[What you have to do]
Print out each record below, unaltered and complete, without its images.

[Input data]

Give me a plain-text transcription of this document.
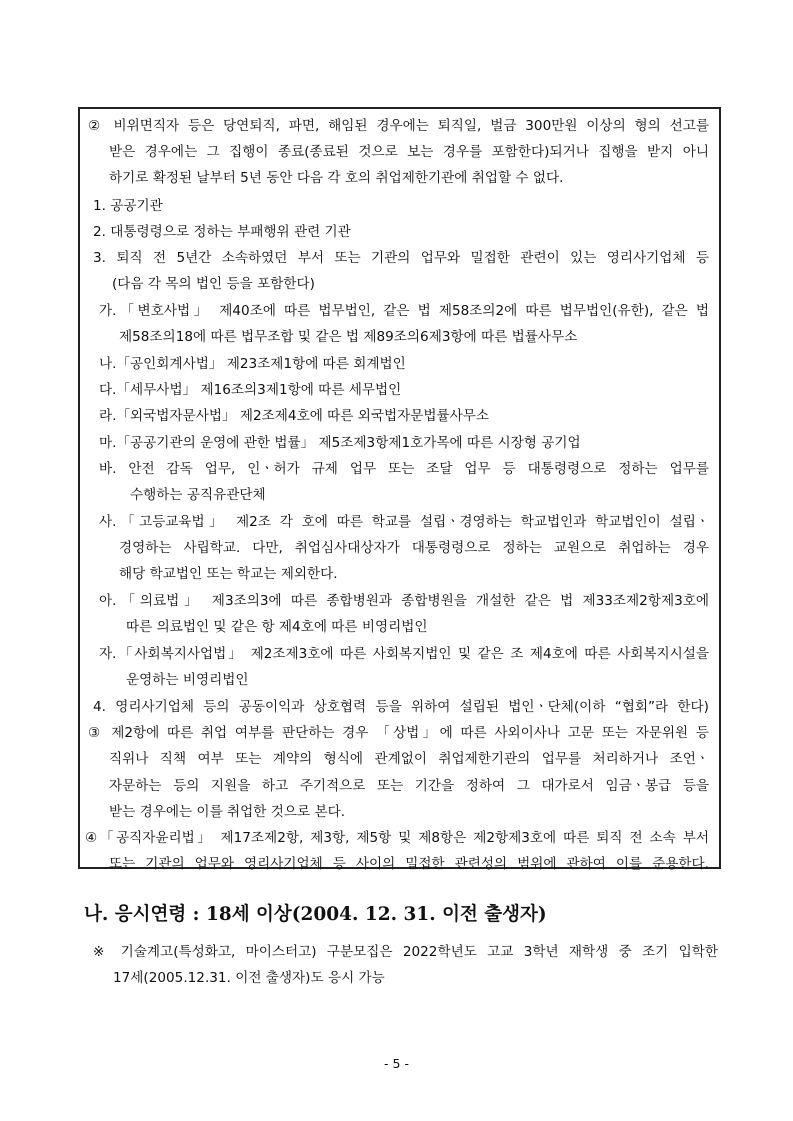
② 비위면직자 등은 당연퇴직, 파면, 해임된 경우에는 퇴직일, 벌금 300만원 이상의 형의 선고를
받은 경우에는 그 집행이 종료(종료된 것으로 보는 경우를 포함한다)되거나 집행을 받지 아니
하기로 확정된 날부터 5년 동안 다음 각 호의 취업제한기관에 취업할 수 없다.
1. 공공기관
2. 대통령령으로 정하는 부패행위 관련 기관
3. 퇴직 전 5년간 소속하였던 부서 또는 기관의 업무와 밀접한 관련이 있는 영리사기업체 등
(다음 각 목의 법인 등을 포함한다)
가.「변호사법」 제40조에 따른 법무법인, 같은 법 제58조의2에 따른 법무법인(유한), 같은 법
제58조의18에 따른 법무조합 및 같은 법 제89조의6제3항에 따른 법률사무소
나.「공인회계사법」 제23조제1항에 따른 회계법인
다.「세무사법」 제16조의3제1항에 따른 세무법인
라.「외국법자문사법」 제2조제4호에 따른 외국법자문법률사무소
마.「공공기관의 운영에 관한 법률」 제5조제3항제1호가목에 따른 시장형 공기업
바. 안전 감독 업무, 인ㆍ허가 규제 업무 또는 조달 업무 등 대통령령으로 정하는 업무를
수행하는 공직유관단체
사.「고등교육법」 제2조 각 호에 따른 학교를 설립ㆍ경영하는 학교법인과 학교법인이 설립ㆍ
경영하는 사립학교. 다만, 취업심사대상자가 대통령령으로 정하는 교원으로 취업하는 경우
해당 학교법인 또는 학교는 제외한다.
아.「의료법」 제3조의3에 따른 종합병원과 종합병원을 개설한 같은 법 제33조제2항제3호에
따른 의료법인 및 같은 항 제4호에 따른 비영리법인
자.「사회복지사업법」 제2조제3호에 따른 사회복지법인 및 같은 조 제4호에 따른 사회복지시설을
운영하는 비영리법인
4. 영리사기업체 등의 공동이익과 상호협력 등을 위하여 설립된 법인ㆍ단체(이하 “협회”라 한다)
③ 제2항에 따른 취업 여부를 판단하는 경우 「상법」에 따른 사외이사나 고문 또는 자문위원 등
직위나 직책 여부 또는 계약의 형식에 관계없이 취업제한기관의 업무를 처리하거나 조언ㆍ
자문하는 등의 지원을 하고 주기적으로 또는 기간을 정하여 그 대가로서 임금ㆍ봉급 등을
받는 경우에는 이를 취업한 것으로 본다.
④「공직자윤리법」 제17조제2항, 제3항, 제5항 및 제8항은 제2항제3호에 따른 퇴직 전 소속 부서
또는 기관의 업무와 영리사기업체 등 사이의 밀접한 관련성의 범위에 관하여 이를 준용한다.
나. 응시연령 : 18세 이상(2004. 12. 31. 이전 출생자)
※ 기술계고(특성화고, 마이스터고) 구분모집은 2022학년도 고교 3학년 재학생 중 조기 입학한
17세(2005.12.31. 이전 출생자)도 응시 가능
- 5 -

[Correct result]
Give me a plain-text transcription of this document.
② 비위면직자 등은 당연퇴직, 파면, 해임된 경우에는 퇴직일, 벌금 300만원 이상의 형의 선고를
받은 경우에는 그 집행이 종료(종료된 것으로 보는 경우를 포함한다)되거나 집행을 받지 아니
하기로 확정된 날부터 5년 동안 다음 각 호의 취업제한기관에 취업할 수 없다.
1. 공공기관
2. 대통령령으로 정하는 부패행위 관련 기관
3. 퇴직 전 5년간 소속하였던 부서 또는 기관의 업무와 밀접한 관련이 있는 영리사기업체 등
(다음 각 목의 법인 등을 포함한다)
가.「변호사법」 제40조에 따른 법무법인, 같은 법 제58조의2에 따른 법무법인(유한), 같은 법
제58조의18에 따른 법무조합 및 같은 법 제89조의6제3항에 따른 법률사무소
나.「공인회계사법」 제23조제1항에 따른 회계법인
다.「세무사법」 제16조의3제1항에 따른 세무법인
라.「외국법자문사법」 제2조제4호에 따른 외국법자문법률사무소
마.「공공기관의 운영에 관한 법률」 제5조제3항제1호가목에 따른 시장형 공기업
바. 안전 감독 업무, 인ㆍ허가 규제 업무 또는 조달 업무 등 대통령령으로 정하는 업무를
수행하는 공직유관단체
사.「고등교육법」 제2조 각 호에 따른 학교를 설립ㆍ경영하는 학교법인과 학교법인이 설립ㆍ
경영하는 사립학교. 다만, 취업심사대상자가 대통령령으로 정하는 교원으로 취업하는 경우
해당 학교법인 또는 학교는 제외한다.
아.「의료법」 제3조의3에 따른 종합병원과 종합병원을 개설한 같은 법 제33조제2항제3호에
따른 의료법인 및 같은 항 제4호에 따른 비영리법인
자.「사회복지사업법」 제2조제3호에 따른 사회복지법인 및 같은 조 제4호에 따른 사회복지시설을
운영하는 비영리법인
4. 영리사기업체 등의 공동이익과 상호협력 등을 위하여 설립된 법인ㆍ단체(이하 “협회”라 한다)
③ 제2항에 따른 취업 여부를 판단하는 경우 「상법」에 따른 사외이사나 고문 또는 자문위원 등
직위나 직책 여부 또는 계약의 형식에 관계없이 취업제한기관의 업무를 처리하거나 조언ㆍ
자문하는 등의 지원을 하고 주기적으로 또는 기간을 정하여 그 대가로서 임금ㆍ봉급 등을
받는 경우에는 이를 취업한 것으로 본다.
④「공직자윤리법」 제17조제2항, 제3항, 제5항 및 제8항은 제2항제3호에 따른 퇴직 전 소속 부서
또는 기관의 업무와 영리사기업체 등 사이의 밀접한 관련성의 범위에 관하여 이를 준용한다.
나. 응시연령 : 18세 이상(2004. 12. 31. 이전 출생자)
※ 기술계고(특성화고, 마이스터고) 구분모집은 2022학년도 고교 3학년 재학생 중 조기 입학한
17세(2005.12.31. 이전 출생자)도 응시 가능
- 5 -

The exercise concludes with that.